DATA TO PROCESS:
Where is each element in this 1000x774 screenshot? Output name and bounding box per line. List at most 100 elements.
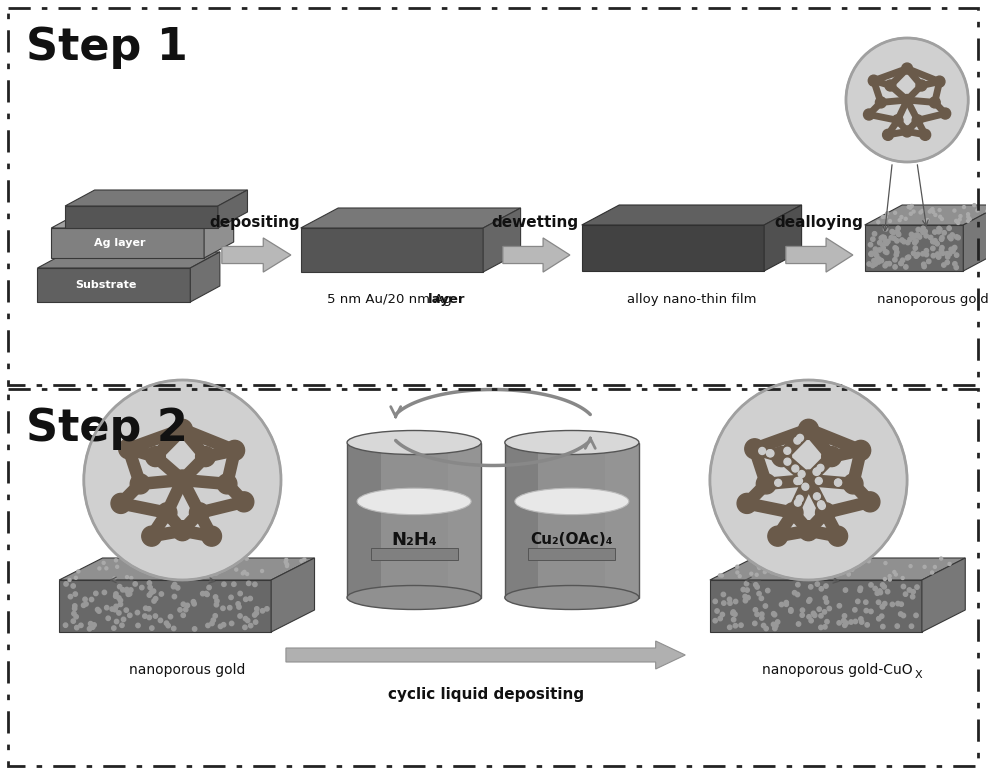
Circle shape bbox=[172, 594, 177, 599]
Circle shape bbox=[185, 562, 188, 565]
Circle shape bbox=[113, 608, 117, 612]
Circle shape bbox=[130, 577, 133, 580]
Circle shape bbox=[73, 604, 77, 608]
Circle shape bbox=[743, 598, 748, 603]
Polygon shape bbox=[301, 208, 521, 228]
Circle shape bbox=[924, 252, 929, 257]
Circle shape bbox=[910, 594, 915, 599]
Text: alloy nano-thin film: alloy nano-thin film bbox=[627, 293, 756, 306]
Circle shape bbox=[953, 262, 957, 266]
Circle shape bbox=[786, 575, 789, 578]
Circle shape bbox=[215, 599, 219, 603]
Circle shape bbox=[956, 235, 960, 240]
Circle shape bbox=[718, 616, 722, 621]
Circle shape bbox=[822, 447, 841, 467]
Polygon shape bbox=[764, 205, 802, 271]
Circle shape bbox=[909, 565, 912, 567]
Circle shape bbox=[97, 609, 101, 613]
Circle shape bbox=[753, 622, 757, 625]
Circle shape bbox=[835, 479, 842, 486]
Circle shape bbox=[901, 613, 906, 618]
Circle shape bbox=[922, 262, 926, 266]
FancyArrow shape bbox=[503, 238, 570, 272]
Circle shape bbox=[759, 447, 766, 454]
Circle shape bbox=[931, 253, 936, 258]
Circle shape bbox=[775, 479, 782, 486]
Circle shape bbox=[912, 210, 915, 213]
Circle shape bbox=[147, 615, 151, 620]
Circle shape bbox=[934, 214, 937, 217]
Ellipse shape bbox=[357, 488, 471, 515]
Text: Step 2: Step 2 bbox=[26, 407, 188, 450]
Circle shape bbox=[954, 253, 959, 257]
Polygon shape bbox=[271, 558, 315, 632]
Circle shape bbox=[847, 573, 850, 576]
Circle shape bbox=[896, 226, 900, 231]
Circle shape bbox=[92, 623, 96, 627]
Circle shape bbox=[911, 590, 915, 594]
Polygon shape bbox=[218, 190, 247, 228]
Circle shape bbox=[713, 618, 717, 623]
Bar bbox=[347, 443, 481, 598]
Circle shape bbox=[880, 604, 885, 608]
Circle shape bbox=[922, 264, 926, 269]
Circle shape bbox=[759, 596, 764, 601]
Circle shape bbox=[937, 230, 941, 234]
Circle shape bbox=[791, 559, 794, 562]
Circle shape bbox=[202, 526, 221, 546]
Circle shape bbox=[118, 598, 123, 603]
Circle shape bbox=[731, 618, 736, 622]
Circle shape bbox=[114, 592, 118, 596]
Polygon shape bbox=[51, 228, 204, 258]
Circle shape bbox=[789, 609, 793, 613]
Circle shape bbox=[225, 440, 245, 461]
Circle shape bbox=[184, 608, 188, 612]
Circle shape bbox=[966, 220, 969, 222]
Circle shape bbox=[766, 450, 773, 457]
Circle shape bbox=[853, 608, 857, 612]
Polygon shape bbox=[483, 208, 521, 272]
Circle shape bbox=[244, 597, 248, 601]
Circle shape bbox=[880, 583, 885, 587]
Circle shape bbox=[824, 600, 829, 604]
Circle shape bbox=[738, 574, 741, 577]
Circle shape bbox=[72, 611, 76, 616]
Circle shape bbox=[939, 248, 944, 252]
Circle shape bbox=[884, 215, 887, 218]
Circle shape bbox=[813, 613, 817, 618]
Circle shape bbox=[892, 236, 896, 241]
Circle shape bbox=[788, 567, 791, 570]
Circle shape bbox=[74, 615, 78, 619]
Circle shape bbox=[784, 601, 788, 604]
Bar bbox=[347, 443, 481, 598]
Circle shape bbox=[198, 567, 201, 570]
Circle shape bbox=[892, 115, 903, 126]
Circle shape bbox=[98, 567, 101, 570]
Circle shape bbox=[885, 262, 889, 266]
Circle shape bbox=[923, 229, 927, 234]
Circle shape bbox=[221, 622, 226, 627]
Text: nanoporous gold: nanoporous gold bbox=[877, 293, 989, 306]
Circle shape bbox=[921, 226, 925, 231]
Bar bbox=[528, 548, 615, 560]
Circle shape bbox=[77, 570, 80, 573]
Bar bbox=[505, 443, 639, 598]
Circle shape bbox=[911, 251, 916, 255]
Circle shape bbox=[916, 252, 920, 257]
Circle shape bbox=[753, 608, 758, 612]
Circle shape bbox=[933, 238, 937, 243]
Polygon shape bbox=[582, 225, 764, 271]
Circle shape bbox=[192, 627, 197, 631]
Circle shape bbox=[190, 563, 193, 567]
Circle shape bbox=[215, 572, 218, 575]
Circle shape bbox=[939, 237, 944, 241]
Circle shape bbox=[902, 94, 913, 105]
Circle shape bbox=[158, 618, 163, 622]
Circle shape bbox=[84, 601, 88, 606]
Circle shape bbox=[221, 566, 224, 569]
Circle shape bbox=[238, 614, 242, 618]
Circle shape bbox=[285, 562, 288, 565]
Circle shape bbox=[864, 600, 868, 604]
Circle shape bbox=[119, 439, 138, 459]
Circle shape bbox=[947, 226, 951, 231]
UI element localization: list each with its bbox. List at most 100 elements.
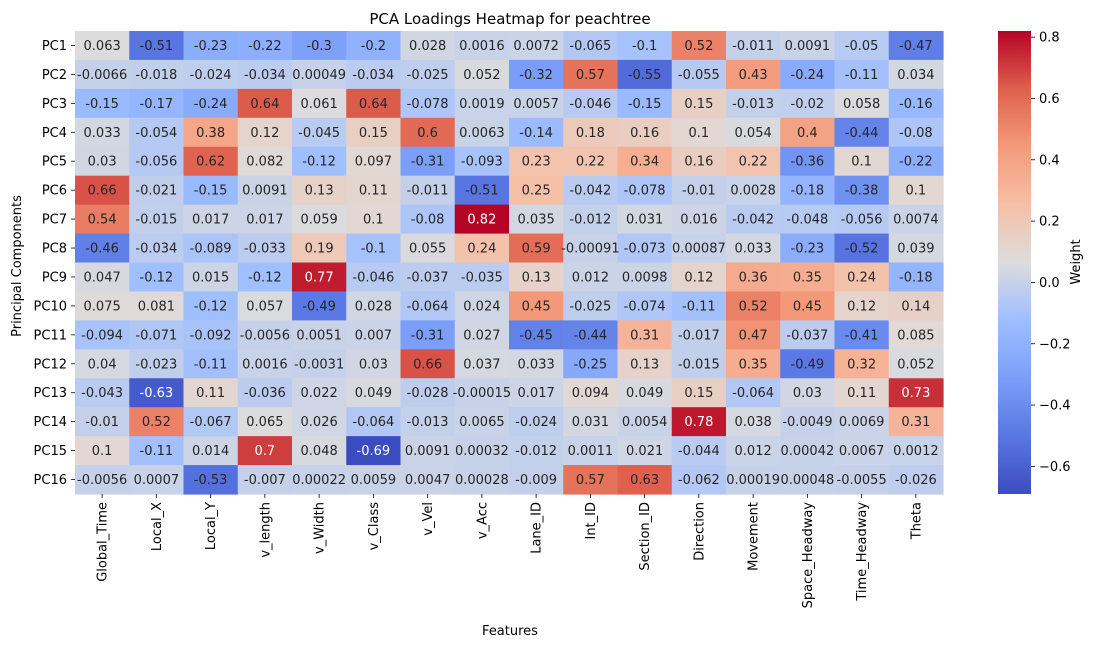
cell-value-label: 0.11 (359, 184, 388, 199)
heatmap-cell (292, 204, 347, 235)
cell-value-label: 0.082 (246, 155, 283, 170)
heatmap-cell (237, 175, 293, 206)
heatmap-cell (726, 59, 781, 90)
heatmap-cell (509, 320, 564, 350)
heatmap-cell (563, 175, 619, 206)
heatmap-cell (237, 320, 293, 350)
cell-value-label: 0.34 (630, 155, 659, 170)
cell-value-label: 0.32 (847, 357, 876, 372)
heatmap-cell (509, 378, 564, 408)
heatmap-cell (129, 465, 185, 495)
cell-value-label: -0.11 (194, 357, 228, 372)
cell-value-label: 0.45 (522, 299, 551, 314)
cell-value-label: 0.1 (906, 184, 927, 199)
heatmap-cell (400, 204, 456, 235)
y-tick-label: PC1 (42, 39, 67, 54)
heatmap-cell (888, 378, 944, 408)
cell-value-label: 0.016 (680, 213, 717, 228)
heatmap-cell (671, 146, 727, 177)
cell-value-label: -0.01 (85, 415, 119, 430)
heatmap-cell (75, 378, 130, 408)
cell-value-label: -0.073 (624, 242, 666, 257)
cell-value-label: 0.03 (359, 357, 388, 372)
cell-value-label: -0.009 (515, 473, 557, 488)
x-tick-label: Space_Headway (801, 502, 816, 609)
cell-value-label: -0.056 (841, 213, 883, 228)
cell-value-label: 0.12 (847, 299, 876, 314)
cell-value-label: 0.0054 (622, 415, 668, 430)
cell-value-label: 0.16 (684, 155, 713, 170)
cell-value-label: 0.0016 (459, 39, 505, 54)
cell-value-label: -0.011 (732, 39, 774, 54)
cell-value-label: -0.036 (244, 386, 286, 401)
heatmap-cell (400, 233, 456, 264)
cell-value-label: 0.0072 (513, 39, 559, 54)
cell-value-label: -0.15 (85, 97, 119, 112)
cell-value-label: 0.47 (739, 328, 768, 343)
cell-value-label: -0.046 (569, 97, 611, 112)
heatmap-cell (671, 175, 727, 206)
heatmap-cell (346, 262, 402, 293)
y-tick-label: PC15 (34, 444, 67, 459)
cell-value-label: 0.36 (739, 270, 768, 285)
heatmap-cell (400, 146, 456, 177)
heatmap-cell (726, 436, 781, 466)
cell-value-label: -0.55 (628, 68, 662, 83)
cell-value-label: 0.0028 (730, 184, 776, 199)
heatmap-cell (726, 117, 781, 148)
heatmap-cell (183, 262, 239, 293)
heatmap-cell (671, 31, 727, 61)
heatmap-cell (454, 320, 510, 350)
cell-value-label: 0.66 (413, 357, 442, 372)
cell-value-label: 0.77 (305, 270, 334, 285)
heatmap-cell (292, 407, 347, 437)
cell-value-label: 0.033 (735, 242, 772, 257)
cell-value-label: 0.64 (250, 97, 279, 112)
heatmap-cell (454, 31, 510, 61)
cell-value-label: -0.08 (899, 126, 933, 141)
cell-value-label: 0.034 (897, 68, 934, 83)
heatmap-cell (563, 59, 619, 90)
heatmap-cell (888, 320, 944, 350)
cell-value-label: 0.45 (793, 299, 822, 314)
heatmap-cell (292, 146, 347, 177)
cell-value-label: -0.1 (632, 39, 657, 54)
heatmap-cell (183, 378, 239, 408)
cell-value-label: 0.03 (88, 155, 117, 170)
cell-value-label: 0.017 (246, 213, 283, 228)
heatmap-cell (400, 291, 456, 321)
heatmap-cell (400, 175, 456, 206)
heatmap-cell (237, 436, 293, 466)
cell-value-label: -0.44 (845, 126, 879, 141)
cell-value-label: 0.022 (301, 386, 338, 401)
heatmap-cell (780, 378, 836, 408)
heatmap-cell (454, 59, 510, 90)
cell-value-label: -0.071 (135, 328, 177, 343)
cell-value-label: -0.49 (791, 357, 825, 372)
x-tick-label: Theta (909, 502, 924, 540)
heatmap-cell (346, 349, 402, 379)
colorbar-tick-label: 0.4 (1039, 153, 1060, 168)
cell-value-label: 0.59 (522, 242, 551, 257)
cell-value-label: 0.0069 (839, 415, 885, 430)
x-tick-label: v_length (258, 502, 273, 558)
cell-value-label: 0.0011 (568, 444, 614, 459)
heatmap-cell (75, 59, 130, 90)
heatmap-cell (75, 146, 130, 177)
cell-value-label: 0.047 (84, 270, 121, 285)
cell-value-label: -0.024 (190, 68, 232, 83)
heatmap-cell (888, 436, 944, 466)
x-tick-label: v_Vel (421, 502, 436, 536)
heatmap-cell (617, 204, 673, 235)
y-tick-label: PC7 (42, 213, 67, 228)
cell-value-label: 0.52 (739, 299, 768, 314)
heatmap-cell (75, 407, 130, 437)
cell-value-label: -0.021 (135, 184, 177, 199)
heatmap-cell (834, 88, 890, 119)
heatmap-cell (834, 349, 890, 379)
cell-value-label: -0.024 (515, 415, 557, 430)
cell-value-label: -0.3 (306, 39, 331, 54)
heatmap-cell (237, 262, 293, 293)
y-axis-ticks: PC1 PC2 PC3 PC4 PC5 PC6 PC7 PC8 PC9 PC10 PC11 PC12 P… (34, 39, 75, 488)
heatmap-cell (617, 320, 673, 350)
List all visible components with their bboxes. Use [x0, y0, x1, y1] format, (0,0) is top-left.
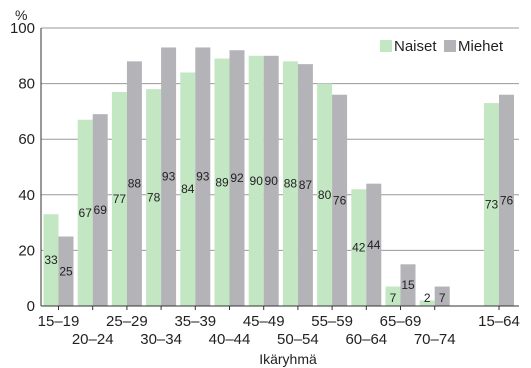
x-tick-label: 30–34: [140, 331, 182, 348]
x-tick-label: 55–59: [311, 313, 353, 330]
x-tick-label: 70–74: [414, 331, 456, 348]
data-label: 90: [265, 174, 279, 188]
x-tick-label: 35–39: [174, 313, 216, 330]
bar-miehet-20–24: [92, 114, 108, 307]
data-label: 33: [44, 253, 58, 267]
bar-naiset-50–54: [282, 61, 298, 306]
y-tick-label: 60: [18, 131, 35, 148]
data-label: 77: [113, 192, 127, 206]
y-tick-label: 20: [18, 242, 35, 259]
x-tick-label: 15–64: [478, 313, 520, 330]
legend-swatch-naiset: [380, 40, 392, 52]
data-label: 80: [318, 188, 332, 202]
legend-swatch-miehet: [444, 40, 456, 52]
data-label: 69: [94, 203, 108, 217]
data-label: 93: [196, 170, 210, 184]
x-axis-label: Ikäryhmä: [259, 351, 317, 367]
bar-miehet-35–39: [195, 47, 211, 307]
data-label: 87: [299, 178, 313, 192]
bar-miehet-70–74: [434, 286, 450, 306]
data-label: 15: [401, 278, 415, 292]
bar-naiset-45–49: [248, 55, 264, 306]
bar-naiset-30–34: [146, 89, 162, 306]
x-tick-label: 65–69: [380, 313, 422, 330]
bar-naiset-70–74: [419, 300, 435, 306]
data-label: 67: [79, 206, 93, 220]
data-label: 93: [162, 170, 176, 184]
data-label: 7: [439, 291, 446, 305]
x-tick-label: 60–64: [345, 331, 387, 348]
y-tick-label: 80: [18, 76, 35, 93]
x-tick-label: 25–29: [106, 313, 148, 330]
y-tick-label: 0: [27, 298, 35, 315]
bars: [43, 47, 514, 307]
bar-naiset-15–64: [484, 103, 499, 306]
bar-miehet-60–64: [366, 183, 382, 306]
bar-naiset-15–19: [43, 214, 59, 306]
data-label: 76: [500, 193, 514, 207]
legend: Naiset Miehet: [380, 38, 504, 55]
bar-naiset-60–64: [351, 189, 367, 306]
axes: 0 20 40 60 80 100 15–1920–2425–2930–3435–3940–…: [10, 20, 520, 348]
y-tick-label: 40: [18, 187, 35, 204]
bar-naiset-40–44: [214, 58, 230, 306]
data-label: 76: [333, 193, 347, 207]
bar-naiset-55–59: [317, 83, 333, 306]
legend-label-naiset: Naiset: [394, 38, 437, 55]
data-label: 88: [284, 177, 298, 191]
bar-naiset-65–69: [385, 286, 401, 306]
x-tick-label: 40–44: [209, 331, 251, 348]
bar-miehet-40–44: [229, 50, 245, 306]
x-tick-label: 15–19: [38, 313, 80, 330]
data-label: 92: [230, 171, 244, 185]
y-tick-label: 100: [10, 20, 35, 37]
bar-naiset-25–29: [111, 91, 127, 306]
bar-miehet-30–34: [161, 47, 177, 307]
data-label: 84: [181, 182, 195, 196]
bar-miehet-15–19: [58, 236, 74, 306]
bar-naiset-20–24: [77, 119, 93, 307]
data-label: 42: [352, 241, 366, 255]
data-label: 2: [424, 291, 431, 305]
data-label: 44: [367, 238, 381, 252]
bar-miehet-25–29: [126, 61, 142, 306]
x-tick-label: 45–49: [243, 313, 285, 330]
bar-miehet-50–54: [297, 64, 313, 306]
data-label: 88: [128, 177, 142, 191]
bar-naiset-35–39: [180, 72, 196, 306]
x-tick-label: 20–24: [72, 331, 114, 348]
data-label: 90: [250, 174, 264, 188]
data-label: 25: [59, 264, 73, 278]
legend-label-miehet: Miehet: [458, 38, 504, 55]
bar-miehet-55–59: [332, 94, 348, 306]
x-tick-label: 50–54: [277, 331, 319, 348]
bar-miehet-65–69: [400, 264, 416, 306]
y-axis-label: %: [15, 7, 27, 23]
data-label: 78: [147, 191, 161, 205]
bar-miehet-15–64: [499, 94, 514, 306]
bar-miehet-45–49: [263, 55, 279, 306]
data-label: 73: [485, 198, 499, 212]
data-label: 7: [390, 291, 397, 305]
data-label: 89: [215, 175, 229, 189]
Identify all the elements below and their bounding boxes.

PROMPT:
Copy the lines of the records word for word, starting with the line that contains "cell-value-label: 0.11 (359, 184, 388, 199)" and going through the line that contains "cell-value-label: -0.011 (732, 39, 774, 54)".

EXERCISE RESULT:
cell-value-label: 0.11 (359, 184, 388, 199)
heatmap-cell (292, 204, 347, 235)
cell-value-label: 0.082 (246, 155, 283, 170)
heatmap-cell (237, 175, 293, 206)
heatmap-cell (726, 59, 781, 90)
heatmap-cell (509, 320, 564, 350)
heatmap-cell (563, 175, 619, 206)
heatmap-cell (237, 320, 293, 350)
cell-value-label: 0.34 (630, 155, 659, 170)
cell-value-label: 0.32 (847, 357, 876, 372)
heatmap-cell (509, 378, 564, 408)
heatmap-cell (129, 465, 185, 495)
cell-value-label: -0.11 (194, 357, 228, 372)
cell-value-label: 0.45 (522, 299, 551, 314)
cell-value-label: 0.1 (906, 184, 927, 199)
heatmap-cell (400, 204, 456, 235)
y-tick-label: PC1 (42, 39, 67, 54)
heatmap-cell (888, 378, 944, 408)
cell-value-label: 0.016 (680, 213, 717, 228)
heatmap-cell (671, 146, 727, 177)
cell-value-label: -0.01 (85, 415, 119, 430)
heatmap-cell (75, 378, 130, 408)
cell-value-label: -0.073 (624, 242, 666, 257)
cell-value-label: 0.03 (359, 357, 388, 372)
cell-value-label: -0.009 (515, 473, 557, 488)
x-tick-label: Space_Headway (801, 502, 816, 609)
cell-value-label: -0.056 (841, 213, 883, 228)
cell-value-label: 0.12 (847, 299, 876, 314)
cell-value-label: 0.0054 (622, 415, 668, 430)
cell-value-label: 0.16 (684, 155, 713, 170)
cell-value-label: 0.0016 (459, 39, 505, 54)
cell-value-label: -0.011 (732, 39, 774, 54)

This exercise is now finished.